* **What you should do**: Reproduce the records below verbatim, from their first line through the line containing "bookplate-options — [318, 323, 559, 337]", inclusive.

* **Material for this task**:
◇ ◇ ◇ ◇ ◇
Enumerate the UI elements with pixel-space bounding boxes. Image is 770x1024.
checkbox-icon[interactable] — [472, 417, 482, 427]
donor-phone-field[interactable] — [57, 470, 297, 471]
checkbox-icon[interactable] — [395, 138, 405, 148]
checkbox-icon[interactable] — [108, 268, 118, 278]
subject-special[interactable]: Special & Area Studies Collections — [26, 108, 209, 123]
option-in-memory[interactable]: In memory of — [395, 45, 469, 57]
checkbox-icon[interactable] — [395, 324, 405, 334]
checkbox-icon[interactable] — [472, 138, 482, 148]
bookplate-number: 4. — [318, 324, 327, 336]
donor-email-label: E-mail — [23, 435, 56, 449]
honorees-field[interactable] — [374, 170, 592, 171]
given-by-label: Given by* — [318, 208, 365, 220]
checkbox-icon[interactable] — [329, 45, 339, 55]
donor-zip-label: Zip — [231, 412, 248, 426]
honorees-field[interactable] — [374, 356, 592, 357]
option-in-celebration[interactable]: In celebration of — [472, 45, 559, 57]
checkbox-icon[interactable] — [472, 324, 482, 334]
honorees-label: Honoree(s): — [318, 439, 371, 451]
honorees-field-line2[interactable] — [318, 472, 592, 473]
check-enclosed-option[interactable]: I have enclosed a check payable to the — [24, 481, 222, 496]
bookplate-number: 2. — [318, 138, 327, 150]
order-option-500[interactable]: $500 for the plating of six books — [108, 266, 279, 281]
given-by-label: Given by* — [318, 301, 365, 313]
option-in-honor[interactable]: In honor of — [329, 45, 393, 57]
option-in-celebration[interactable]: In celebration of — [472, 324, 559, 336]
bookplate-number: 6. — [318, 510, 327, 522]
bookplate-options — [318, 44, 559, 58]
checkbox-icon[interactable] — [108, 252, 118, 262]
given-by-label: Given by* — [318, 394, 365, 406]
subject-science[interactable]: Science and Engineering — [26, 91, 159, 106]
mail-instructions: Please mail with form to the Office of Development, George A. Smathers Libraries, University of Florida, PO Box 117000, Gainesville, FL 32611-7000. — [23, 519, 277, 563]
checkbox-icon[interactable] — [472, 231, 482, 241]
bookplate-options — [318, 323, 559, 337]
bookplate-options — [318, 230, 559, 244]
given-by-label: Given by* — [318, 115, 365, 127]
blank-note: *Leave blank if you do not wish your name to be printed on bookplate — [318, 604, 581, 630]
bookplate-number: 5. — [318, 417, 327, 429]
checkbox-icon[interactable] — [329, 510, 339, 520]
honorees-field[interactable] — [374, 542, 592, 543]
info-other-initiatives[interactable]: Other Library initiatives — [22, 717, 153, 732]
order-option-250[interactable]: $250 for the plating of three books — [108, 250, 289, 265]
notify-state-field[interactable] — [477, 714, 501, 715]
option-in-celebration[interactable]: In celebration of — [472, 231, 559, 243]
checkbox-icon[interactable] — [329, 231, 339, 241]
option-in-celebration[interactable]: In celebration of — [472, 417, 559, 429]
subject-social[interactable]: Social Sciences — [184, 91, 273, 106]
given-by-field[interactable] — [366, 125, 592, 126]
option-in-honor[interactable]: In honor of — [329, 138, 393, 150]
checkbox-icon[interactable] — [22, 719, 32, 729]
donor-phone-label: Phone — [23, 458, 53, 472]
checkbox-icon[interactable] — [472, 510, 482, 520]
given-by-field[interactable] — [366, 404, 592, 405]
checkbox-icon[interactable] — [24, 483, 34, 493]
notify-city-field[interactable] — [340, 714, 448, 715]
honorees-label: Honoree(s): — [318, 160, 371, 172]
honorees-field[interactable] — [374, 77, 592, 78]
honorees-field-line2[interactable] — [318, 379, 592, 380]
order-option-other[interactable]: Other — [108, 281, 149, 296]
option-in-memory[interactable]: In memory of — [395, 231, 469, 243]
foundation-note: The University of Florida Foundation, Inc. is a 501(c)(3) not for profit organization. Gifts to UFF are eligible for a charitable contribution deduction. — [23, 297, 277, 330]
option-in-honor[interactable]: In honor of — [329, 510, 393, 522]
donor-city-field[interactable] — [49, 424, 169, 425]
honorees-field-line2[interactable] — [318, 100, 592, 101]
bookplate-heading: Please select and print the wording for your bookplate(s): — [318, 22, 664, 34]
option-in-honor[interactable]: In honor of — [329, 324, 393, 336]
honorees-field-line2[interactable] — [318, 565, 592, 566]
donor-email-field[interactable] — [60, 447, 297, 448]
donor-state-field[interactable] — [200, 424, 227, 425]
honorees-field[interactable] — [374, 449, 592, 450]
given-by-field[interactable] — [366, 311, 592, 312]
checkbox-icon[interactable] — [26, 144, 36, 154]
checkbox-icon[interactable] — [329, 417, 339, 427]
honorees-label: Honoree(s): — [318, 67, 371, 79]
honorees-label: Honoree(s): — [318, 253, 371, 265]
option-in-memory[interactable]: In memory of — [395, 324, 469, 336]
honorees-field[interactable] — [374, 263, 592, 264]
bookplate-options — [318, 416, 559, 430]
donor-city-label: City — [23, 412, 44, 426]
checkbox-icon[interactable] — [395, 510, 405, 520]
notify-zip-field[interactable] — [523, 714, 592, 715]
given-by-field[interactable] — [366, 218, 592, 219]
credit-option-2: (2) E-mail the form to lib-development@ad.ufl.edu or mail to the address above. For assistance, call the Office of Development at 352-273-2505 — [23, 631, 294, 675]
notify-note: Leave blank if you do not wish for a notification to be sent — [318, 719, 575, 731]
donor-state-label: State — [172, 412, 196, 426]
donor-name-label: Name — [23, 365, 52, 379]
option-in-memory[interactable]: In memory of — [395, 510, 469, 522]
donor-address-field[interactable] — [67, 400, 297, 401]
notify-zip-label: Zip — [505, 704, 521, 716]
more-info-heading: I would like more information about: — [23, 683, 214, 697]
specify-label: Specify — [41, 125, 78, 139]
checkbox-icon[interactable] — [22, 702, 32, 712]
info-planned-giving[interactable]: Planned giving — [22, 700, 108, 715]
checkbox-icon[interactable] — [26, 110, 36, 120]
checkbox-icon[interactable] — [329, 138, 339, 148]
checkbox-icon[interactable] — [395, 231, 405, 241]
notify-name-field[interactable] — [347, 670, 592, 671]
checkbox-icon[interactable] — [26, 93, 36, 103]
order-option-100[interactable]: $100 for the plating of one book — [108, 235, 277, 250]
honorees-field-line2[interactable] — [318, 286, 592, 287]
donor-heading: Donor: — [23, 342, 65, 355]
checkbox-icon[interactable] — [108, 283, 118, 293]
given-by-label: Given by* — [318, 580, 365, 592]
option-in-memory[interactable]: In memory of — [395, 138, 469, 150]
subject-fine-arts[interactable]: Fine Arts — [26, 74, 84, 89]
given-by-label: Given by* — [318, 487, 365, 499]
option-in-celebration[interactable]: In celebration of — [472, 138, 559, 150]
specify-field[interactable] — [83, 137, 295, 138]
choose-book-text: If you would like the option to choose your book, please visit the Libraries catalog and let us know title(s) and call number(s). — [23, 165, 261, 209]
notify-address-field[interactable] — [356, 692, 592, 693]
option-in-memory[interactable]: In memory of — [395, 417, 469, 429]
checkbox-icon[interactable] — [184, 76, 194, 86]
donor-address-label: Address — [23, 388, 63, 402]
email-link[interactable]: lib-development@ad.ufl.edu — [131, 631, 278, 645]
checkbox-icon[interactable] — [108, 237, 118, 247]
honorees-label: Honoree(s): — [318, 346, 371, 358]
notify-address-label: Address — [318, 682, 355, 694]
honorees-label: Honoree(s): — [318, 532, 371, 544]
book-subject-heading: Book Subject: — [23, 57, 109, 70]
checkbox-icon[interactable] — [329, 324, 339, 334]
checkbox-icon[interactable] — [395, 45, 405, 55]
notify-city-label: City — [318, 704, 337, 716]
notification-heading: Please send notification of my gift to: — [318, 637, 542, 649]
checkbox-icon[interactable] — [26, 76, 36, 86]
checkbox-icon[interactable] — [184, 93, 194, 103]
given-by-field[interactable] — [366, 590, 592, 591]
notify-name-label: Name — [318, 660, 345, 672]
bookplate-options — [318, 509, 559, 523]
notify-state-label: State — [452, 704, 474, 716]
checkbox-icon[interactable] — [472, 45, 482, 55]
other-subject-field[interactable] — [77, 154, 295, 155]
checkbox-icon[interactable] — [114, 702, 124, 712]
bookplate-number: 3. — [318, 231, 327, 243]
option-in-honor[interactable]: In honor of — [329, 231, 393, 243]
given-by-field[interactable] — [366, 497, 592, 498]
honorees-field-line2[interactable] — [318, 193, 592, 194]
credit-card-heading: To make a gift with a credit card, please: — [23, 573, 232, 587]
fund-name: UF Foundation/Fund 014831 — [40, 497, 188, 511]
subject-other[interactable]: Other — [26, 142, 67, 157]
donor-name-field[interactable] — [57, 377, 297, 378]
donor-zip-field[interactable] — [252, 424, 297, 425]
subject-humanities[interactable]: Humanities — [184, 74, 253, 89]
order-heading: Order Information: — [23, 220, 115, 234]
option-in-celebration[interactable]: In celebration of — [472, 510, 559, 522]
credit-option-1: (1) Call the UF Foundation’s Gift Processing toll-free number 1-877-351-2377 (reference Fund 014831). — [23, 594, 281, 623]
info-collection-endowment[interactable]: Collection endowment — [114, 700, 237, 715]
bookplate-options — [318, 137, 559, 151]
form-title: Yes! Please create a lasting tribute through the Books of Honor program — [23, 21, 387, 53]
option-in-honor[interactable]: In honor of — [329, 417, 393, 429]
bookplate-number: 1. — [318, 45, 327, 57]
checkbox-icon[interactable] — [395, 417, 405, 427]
◇ ◇ ◇ ◇ ◇
* **Solution to the exercise**:
Enumerate the UI elements with pixel-space bounding boxes. Image is 770x1024.
checkbox-icon[interactable] — [472, 417, 482, 427]
donor-phone-field[interactable] — [57, 470, 297, 471]
checkbox-icon[interactable] — [395, 138, 405, 148]
checkbox-icon[interactable] — [108, 268, 118, 278]
subject-special[interactable]: Special & Area Studies Collections — [26, 108, 209, 123]
option-in-memory[interactable]: In memory of — [395, 45, 469, 57]
checkbox-icon[interactable] — [395, 324, 405, 334]
checkbox-icon[interactable] — [472, 138, 482, 148]
bookplate-number: 4. — [318, 324, 327, 336]
donor-email-label: E-mail — [23, 435, 56, 449]
honorees-field[interactable] — [374, 170, 592, 171]
given-by-label: Given by* — [318, 208, 365, 220]
checkbox-icon[interactable] — [329, 45, 339, 55]
donor-zip-label: Zip — [231, 412, 248, 426]
honorees-field[interactable] — [374, 356, 592, 357]
option-in-celebration[interactable]: In celebration of — [472, 45, 559, 57]
checkbox-icon[interactable] — [472, 324, 482, 334]
honorees-label: Honoree(s): — [318, 439, 371, 451]
honorees-field-line2[interactable] — [318, 472, 592, 473]
check-enclosed-option[interactable]: I have enclosed a check payable to the — [24, 481, 222, 496]
bookplate-number: 2. — [318, 138, 327, 150]
order-option-500[interactable]: $500 for the plating of six books — [108, 266, 279, 281]
given-by-label: Given by* — [318, 301, 365, 313]
option-in-honor[interactable]: In honor of — [329, 45, 393, 57]
option-in-celebration[interactable]: In celebration of — [472, 324, 559, 336]
bookplate-number: 6. — [318, 510, 327, 522]
bookplate-options — [318, 44, 559, 58]
checkbox-icon[interactable] — [108, 252, 118, 262]
given-by-label: Given by* — [318, 394, 365, 406]
subject-science[interactable]: Science and Engineering — [26, 91, 159, 106]
mail-instructions: Please mail with form to the Office of Development, George A. Smathers Libraries, University of Florida, PO Box 117000, Gainesville, FL 32611-7000. — [23, 519, 277, 563]
checkbox-icon[interactable] — [472, 231, 482, 241]
bookplate-options — [318, 323, 559, 337]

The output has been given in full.